◆ **SET PROBLEM**:
Please give the entries again in full and exactly, without any picture.

◆ **DATA RECORDS**:
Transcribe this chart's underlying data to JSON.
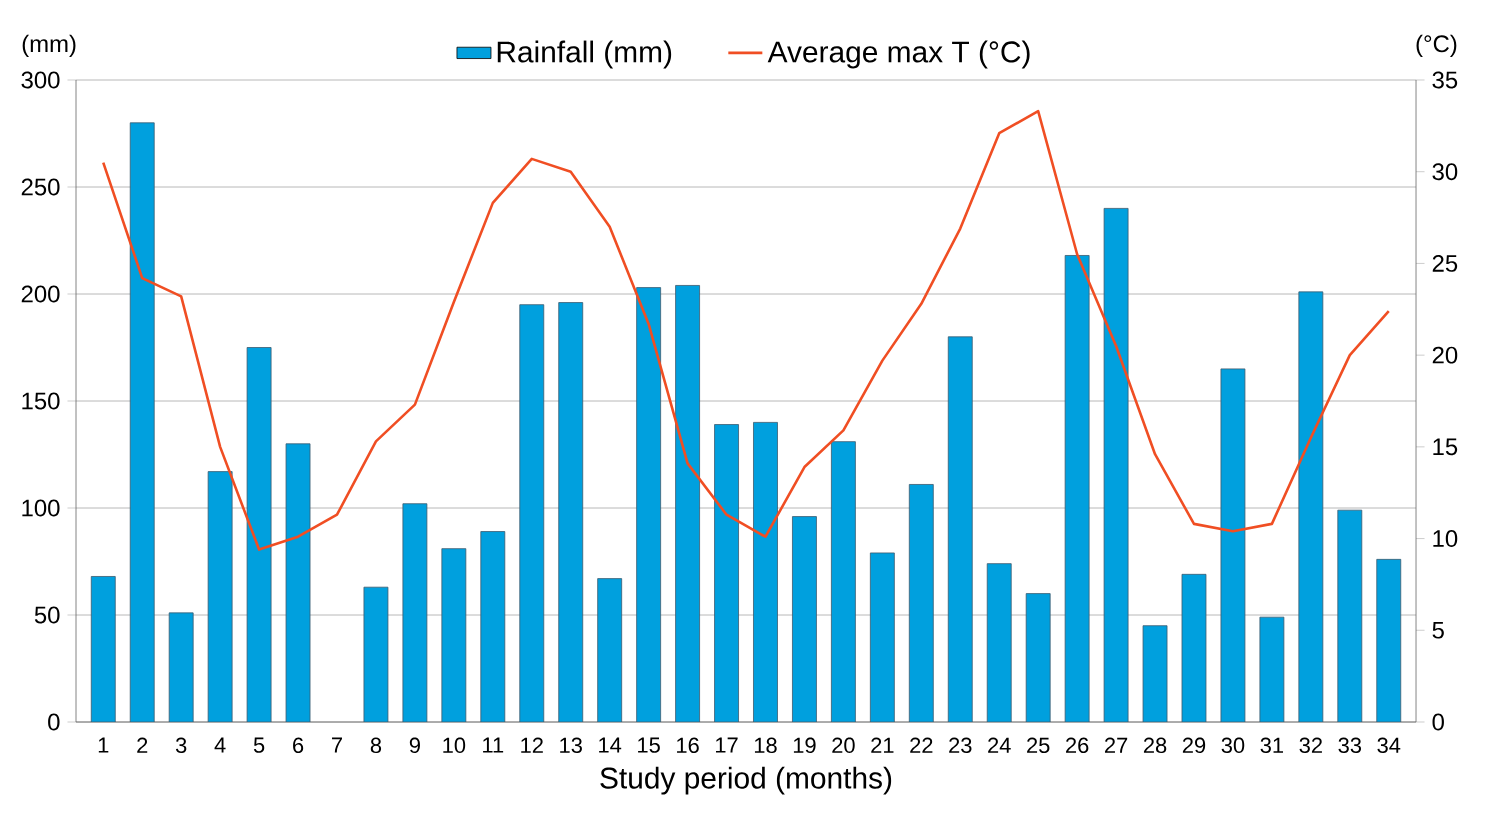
{
  "chart_data": {
    "type": "bar",
    "xlabel": "Study period (months)",
    "ylabel": "(mm)",
    "y2label": "(°C)",
    "categories": [
      "1",
      "2",
      "3",
      "4",
      "5",
      "6",
      "7",
      "8",
      "9",
      "10",
      "11",
      "12",
      "13",
      "14",
      "15",
      "16",
      "17",
      "18",
      "19",
      "20",
      "21",
      "22",
      "23",
      "24",
      "25",
      "26",
      "27",
      "28",
      "29",
      "30",
      "31",
      "32",
      "33",
      "34"
    ],
    "series": [
      {
        "name": "Rainfall (mm)",
        "color": "#00a0de",
        "values": [
          68,
          280,
          51,
          117,
          175,
          130,
          null,
          63,
          102,
          81,
          89,
          195,
          196,
          67,
          203,
          204,
          139,
          140,
          96,
          131,
          79,
          111,
          180,
          74,
          60,
          218,
          240,
          45,
          69,
          165,
          49,
          201,
          99,
          76
        ]
      },
      {
        "name": "Average max T (°C)",
        "type": "line",
        "axis": "y2",
        "color": "#f04e23",
        "values": [
          30.5,
          24.2,
          23.2,
          15,
          9.4,
          10.1,
          11.3,
          15.3,
          17.3,
          22.9,
          28.3,
          30.7,
          30,
          27,
          21.7,
          14.1,
          11.3,
          10.1,
          13.9,
          15.9,
          19.7,
          22.8,
          26.9,
          32.1,
          33.3,
          25.5,
          20.5,
          14.6,
          10.8,
          10.4,
          10.8,
          15.5,
          20,
          22.4
        ]
      }
    ],
    "ylim": [
      0,
      300
    ],
    "yticks": [
      0,
      50,
      100,
      150,
      200,
      250,
      300
    ],
    "y2lim": [
      0,
      35
    ],
    "y2ticks": [
      0,
      5,
      10,
      15,
      20,
      25,
      30,
      35
    ],
    "grid": "y",
    "legend": "top",
    "marker": "none",
    "line_style": "solid"
  }
}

◆ **REPLY TO THE TASK**:
Transcribe this chart's underlying data to JSON.
{
  "chart_data": {
    "type": "bar",
    "xlabel": "Study period (months)",
    "ylabel": "(mm)",
    "y2label": "(°C)",
    "categories": [
      "1",
      "2",
      "3",
      "4",
      "5",
      "6",
      "7",
      "8",
      "9",
      "10",
      "11",
      "12",
      "13",
      "14",
      "15",
      "16",
      "17",
      "18",
      "19",
      "20",
      "21",
      "22",
      "23",
      "24",
      "25",
      "26",
      "27",
      "28",
      "29",
      "30",
      "31",
      "32",
      "33",
      "34"
    ],
    "series": [
      {
        "name": "Rainfall (mm)",
        "color": "#00a0de",
        "values": [
          68,
          280,
          51,
          117,
          175,
          130,
          null,
          63,
          102,
          81,
          89,
          195,
          196,
          67,
          203,
          204,
          139,
          140,
          96,
          131,
          79,
          111,
          180,
          74,
          60,
          218,
          240,
          45,
          69,
          165,
          49,
          201,
          99,
          76
        ]
      },
      {
        "name": "Average max T (°C)",
        "type": "line",
        "axis": "y2",
        "color": "#f04e23",
        "values": [
          30.5,
          24.2,
          23.2,
          15,
          9.4,
          10.1,
          11.3,
          15.3,
          17.3,
          22.9,
          28.3,
          30.7,
          30,
          27,
          21.7,
          14.1,
          11.3,
          10.1,
          13.9,
          15.9,
          19.7,
          22.8,
          26.9,
          32.1,
          33.3,
          25.5,
          20.5,
          14.6,
          10.8,
          10.4,
          10.8,
          15.5,
          20,
          22.4
        ]
      }
    ],
    "ylim": [
      0,
      300
    ],
    "yticks": [
      0,
      50,
      100,
      150,
      200,
      250,
      300
    ],
    "y2lim": [
      0,
      35
    ],
    "y2ticks": [
      0,
      5,
      10,
      15,
      20,
      25,
      30,
      35
    ],
    "grid": "y",
    "legend": "top",
    "marker": "none",
    "line_style": "solid"
  }
}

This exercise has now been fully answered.